■ DESCRIPTION OF THE TASK
Among the lines below, list those containing the string "JSON".
* Start *
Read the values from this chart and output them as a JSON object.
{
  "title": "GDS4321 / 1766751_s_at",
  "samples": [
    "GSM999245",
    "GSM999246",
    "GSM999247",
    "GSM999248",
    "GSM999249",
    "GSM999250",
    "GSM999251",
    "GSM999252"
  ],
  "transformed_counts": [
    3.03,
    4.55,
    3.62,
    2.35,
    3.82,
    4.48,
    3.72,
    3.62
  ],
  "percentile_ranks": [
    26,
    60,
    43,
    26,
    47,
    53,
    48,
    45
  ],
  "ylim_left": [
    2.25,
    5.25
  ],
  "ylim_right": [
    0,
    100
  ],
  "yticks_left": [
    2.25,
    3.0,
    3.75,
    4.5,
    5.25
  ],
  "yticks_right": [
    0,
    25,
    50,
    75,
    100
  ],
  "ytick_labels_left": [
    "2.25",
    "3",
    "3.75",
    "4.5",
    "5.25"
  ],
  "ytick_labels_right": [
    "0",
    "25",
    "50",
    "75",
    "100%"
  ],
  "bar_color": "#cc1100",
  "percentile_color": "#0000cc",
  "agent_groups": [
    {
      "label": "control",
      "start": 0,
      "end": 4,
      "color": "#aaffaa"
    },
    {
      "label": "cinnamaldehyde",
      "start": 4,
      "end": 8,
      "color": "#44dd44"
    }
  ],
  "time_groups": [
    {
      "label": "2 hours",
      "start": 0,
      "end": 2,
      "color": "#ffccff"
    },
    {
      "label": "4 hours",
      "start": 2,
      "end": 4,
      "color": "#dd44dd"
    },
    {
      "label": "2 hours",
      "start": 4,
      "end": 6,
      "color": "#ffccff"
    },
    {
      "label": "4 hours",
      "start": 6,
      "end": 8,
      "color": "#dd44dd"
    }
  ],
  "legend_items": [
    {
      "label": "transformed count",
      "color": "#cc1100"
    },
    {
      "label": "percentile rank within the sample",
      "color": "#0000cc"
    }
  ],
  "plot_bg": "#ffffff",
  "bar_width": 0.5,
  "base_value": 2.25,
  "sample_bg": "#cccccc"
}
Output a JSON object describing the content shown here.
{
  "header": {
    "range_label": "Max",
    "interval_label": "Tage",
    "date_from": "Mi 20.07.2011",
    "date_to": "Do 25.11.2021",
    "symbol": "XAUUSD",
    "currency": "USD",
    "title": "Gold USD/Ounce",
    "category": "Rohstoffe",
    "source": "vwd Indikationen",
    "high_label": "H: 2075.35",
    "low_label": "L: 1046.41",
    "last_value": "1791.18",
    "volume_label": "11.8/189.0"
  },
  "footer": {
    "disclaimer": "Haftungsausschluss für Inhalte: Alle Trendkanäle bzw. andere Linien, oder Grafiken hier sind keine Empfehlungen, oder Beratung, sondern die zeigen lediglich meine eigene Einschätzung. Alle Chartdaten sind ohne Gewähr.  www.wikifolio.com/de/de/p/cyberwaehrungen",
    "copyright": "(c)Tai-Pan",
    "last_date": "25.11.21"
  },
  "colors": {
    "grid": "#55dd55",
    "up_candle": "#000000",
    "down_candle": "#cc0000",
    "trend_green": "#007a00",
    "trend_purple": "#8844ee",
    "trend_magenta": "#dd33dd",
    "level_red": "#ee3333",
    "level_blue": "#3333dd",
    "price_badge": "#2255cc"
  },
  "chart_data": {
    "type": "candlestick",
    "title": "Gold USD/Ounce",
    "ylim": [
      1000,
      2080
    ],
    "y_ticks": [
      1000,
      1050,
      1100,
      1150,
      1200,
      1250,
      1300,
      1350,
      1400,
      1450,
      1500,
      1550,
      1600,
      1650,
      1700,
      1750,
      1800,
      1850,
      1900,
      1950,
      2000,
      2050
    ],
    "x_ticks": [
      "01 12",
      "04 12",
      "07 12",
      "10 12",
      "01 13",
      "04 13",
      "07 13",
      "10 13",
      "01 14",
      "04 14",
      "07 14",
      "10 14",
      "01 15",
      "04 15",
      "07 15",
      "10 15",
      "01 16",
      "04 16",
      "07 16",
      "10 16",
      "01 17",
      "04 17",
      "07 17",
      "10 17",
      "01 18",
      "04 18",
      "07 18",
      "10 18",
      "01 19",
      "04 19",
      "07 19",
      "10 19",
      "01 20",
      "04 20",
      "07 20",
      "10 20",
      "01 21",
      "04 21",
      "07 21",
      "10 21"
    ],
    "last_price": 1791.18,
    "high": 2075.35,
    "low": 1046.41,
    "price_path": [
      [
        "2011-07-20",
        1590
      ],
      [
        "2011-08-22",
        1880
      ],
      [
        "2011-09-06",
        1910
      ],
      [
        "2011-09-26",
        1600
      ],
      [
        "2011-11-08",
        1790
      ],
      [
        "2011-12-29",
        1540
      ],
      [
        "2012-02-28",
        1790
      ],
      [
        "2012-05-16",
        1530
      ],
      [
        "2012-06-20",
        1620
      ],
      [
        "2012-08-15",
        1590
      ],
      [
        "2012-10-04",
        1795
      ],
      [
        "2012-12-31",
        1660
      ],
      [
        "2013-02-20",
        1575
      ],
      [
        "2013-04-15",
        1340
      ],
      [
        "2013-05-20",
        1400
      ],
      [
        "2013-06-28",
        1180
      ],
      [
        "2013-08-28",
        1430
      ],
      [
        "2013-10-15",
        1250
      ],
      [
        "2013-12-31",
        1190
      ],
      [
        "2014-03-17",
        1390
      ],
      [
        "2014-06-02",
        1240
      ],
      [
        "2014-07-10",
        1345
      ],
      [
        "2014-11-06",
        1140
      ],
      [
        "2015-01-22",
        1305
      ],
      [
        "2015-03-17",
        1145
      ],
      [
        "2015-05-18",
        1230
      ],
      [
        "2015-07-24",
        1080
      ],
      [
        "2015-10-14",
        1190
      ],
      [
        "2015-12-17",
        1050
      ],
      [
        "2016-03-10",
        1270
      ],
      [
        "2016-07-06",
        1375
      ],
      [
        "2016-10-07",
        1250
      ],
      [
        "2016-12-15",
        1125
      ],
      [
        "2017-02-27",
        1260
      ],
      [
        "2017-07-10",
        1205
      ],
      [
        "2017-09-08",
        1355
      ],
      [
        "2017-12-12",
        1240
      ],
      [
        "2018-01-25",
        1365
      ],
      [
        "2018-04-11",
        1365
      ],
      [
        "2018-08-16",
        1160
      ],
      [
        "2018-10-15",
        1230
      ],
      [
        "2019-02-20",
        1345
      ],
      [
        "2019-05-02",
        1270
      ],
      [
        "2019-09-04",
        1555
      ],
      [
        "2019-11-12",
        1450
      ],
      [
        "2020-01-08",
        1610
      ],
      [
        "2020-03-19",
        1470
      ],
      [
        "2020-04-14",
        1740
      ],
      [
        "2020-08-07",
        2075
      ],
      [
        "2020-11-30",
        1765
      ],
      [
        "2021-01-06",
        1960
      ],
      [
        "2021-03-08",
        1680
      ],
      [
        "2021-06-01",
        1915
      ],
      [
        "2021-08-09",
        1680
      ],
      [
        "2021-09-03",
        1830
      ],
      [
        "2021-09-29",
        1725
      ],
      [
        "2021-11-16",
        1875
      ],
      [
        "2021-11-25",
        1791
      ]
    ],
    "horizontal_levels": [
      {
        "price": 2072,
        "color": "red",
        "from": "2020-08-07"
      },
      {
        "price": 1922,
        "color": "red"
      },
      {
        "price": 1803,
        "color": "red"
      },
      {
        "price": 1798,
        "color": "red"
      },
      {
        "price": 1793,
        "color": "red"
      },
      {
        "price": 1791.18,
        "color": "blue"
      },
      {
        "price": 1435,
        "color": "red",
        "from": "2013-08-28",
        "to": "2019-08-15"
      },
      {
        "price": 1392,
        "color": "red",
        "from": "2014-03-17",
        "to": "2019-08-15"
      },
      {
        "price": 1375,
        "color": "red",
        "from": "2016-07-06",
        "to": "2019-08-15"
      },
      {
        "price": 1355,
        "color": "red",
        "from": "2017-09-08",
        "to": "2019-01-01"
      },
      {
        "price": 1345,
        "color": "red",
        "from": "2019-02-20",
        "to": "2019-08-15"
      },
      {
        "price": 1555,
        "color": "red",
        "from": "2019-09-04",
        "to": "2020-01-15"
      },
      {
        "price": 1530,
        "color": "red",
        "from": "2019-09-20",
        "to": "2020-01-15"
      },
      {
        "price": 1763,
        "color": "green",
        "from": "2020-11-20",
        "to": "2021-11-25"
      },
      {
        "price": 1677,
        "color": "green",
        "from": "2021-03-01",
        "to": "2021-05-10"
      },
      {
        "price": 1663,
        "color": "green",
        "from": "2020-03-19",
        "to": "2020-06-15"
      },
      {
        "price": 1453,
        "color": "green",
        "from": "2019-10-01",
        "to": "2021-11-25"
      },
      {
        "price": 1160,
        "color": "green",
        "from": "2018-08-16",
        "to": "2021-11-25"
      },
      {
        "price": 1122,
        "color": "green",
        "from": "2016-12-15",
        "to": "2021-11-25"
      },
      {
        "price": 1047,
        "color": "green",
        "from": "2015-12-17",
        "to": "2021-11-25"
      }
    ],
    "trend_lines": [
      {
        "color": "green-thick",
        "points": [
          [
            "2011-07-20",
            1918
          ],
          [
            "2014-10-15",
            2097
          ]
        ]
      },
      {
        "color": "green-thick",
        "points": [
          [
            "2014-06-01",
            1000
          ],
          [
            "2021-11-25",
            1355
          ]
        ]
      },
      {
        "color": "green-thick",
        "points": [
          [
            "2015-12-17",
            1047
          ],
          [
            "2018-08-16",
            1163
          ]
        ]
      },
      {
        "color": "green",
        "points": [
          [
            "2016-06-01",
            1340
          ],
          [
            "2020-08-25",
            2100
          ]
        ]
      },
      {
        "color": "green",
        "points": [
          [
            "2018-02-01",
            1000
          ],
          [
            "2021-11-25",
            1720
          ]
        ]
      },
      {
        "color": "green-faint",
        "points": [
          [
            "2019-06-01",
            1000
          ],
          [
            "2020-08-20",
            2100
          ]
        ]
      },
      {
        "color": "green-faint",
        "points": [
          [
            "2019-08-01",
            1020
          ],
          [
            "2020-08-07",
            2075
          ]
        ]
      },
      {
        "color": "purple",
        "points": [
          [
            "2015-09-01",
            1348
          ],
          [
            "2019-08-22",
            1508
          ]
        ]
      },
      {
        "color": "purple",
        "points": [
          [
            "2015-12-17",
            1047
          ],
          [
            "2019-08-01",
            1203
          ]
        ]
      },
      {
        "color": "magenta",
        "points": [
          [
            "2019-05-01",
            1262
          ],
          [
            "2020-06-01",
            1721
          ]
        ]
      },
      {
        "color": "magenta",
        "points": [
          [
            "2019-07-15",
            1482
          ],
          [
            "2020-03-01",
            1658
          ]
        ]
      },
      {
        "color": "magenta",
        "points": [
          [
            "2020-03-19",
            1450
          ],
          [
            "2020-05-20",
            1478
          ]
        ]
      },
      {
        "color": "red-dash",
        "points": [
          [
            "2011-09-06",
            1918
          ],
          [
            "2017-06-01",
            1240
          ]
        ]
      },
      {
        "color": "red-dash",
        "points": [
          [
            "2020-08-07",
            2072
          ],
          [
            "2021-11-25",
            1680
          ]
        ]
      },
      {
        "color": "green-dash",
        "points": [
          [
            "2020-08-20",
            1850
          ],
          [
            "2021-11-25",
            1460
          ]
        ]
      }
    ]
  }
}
* End *
■ FINAL RESULT
Read the values from this chart and output them as a JSON object.
Output a JSON object describing the content shown here.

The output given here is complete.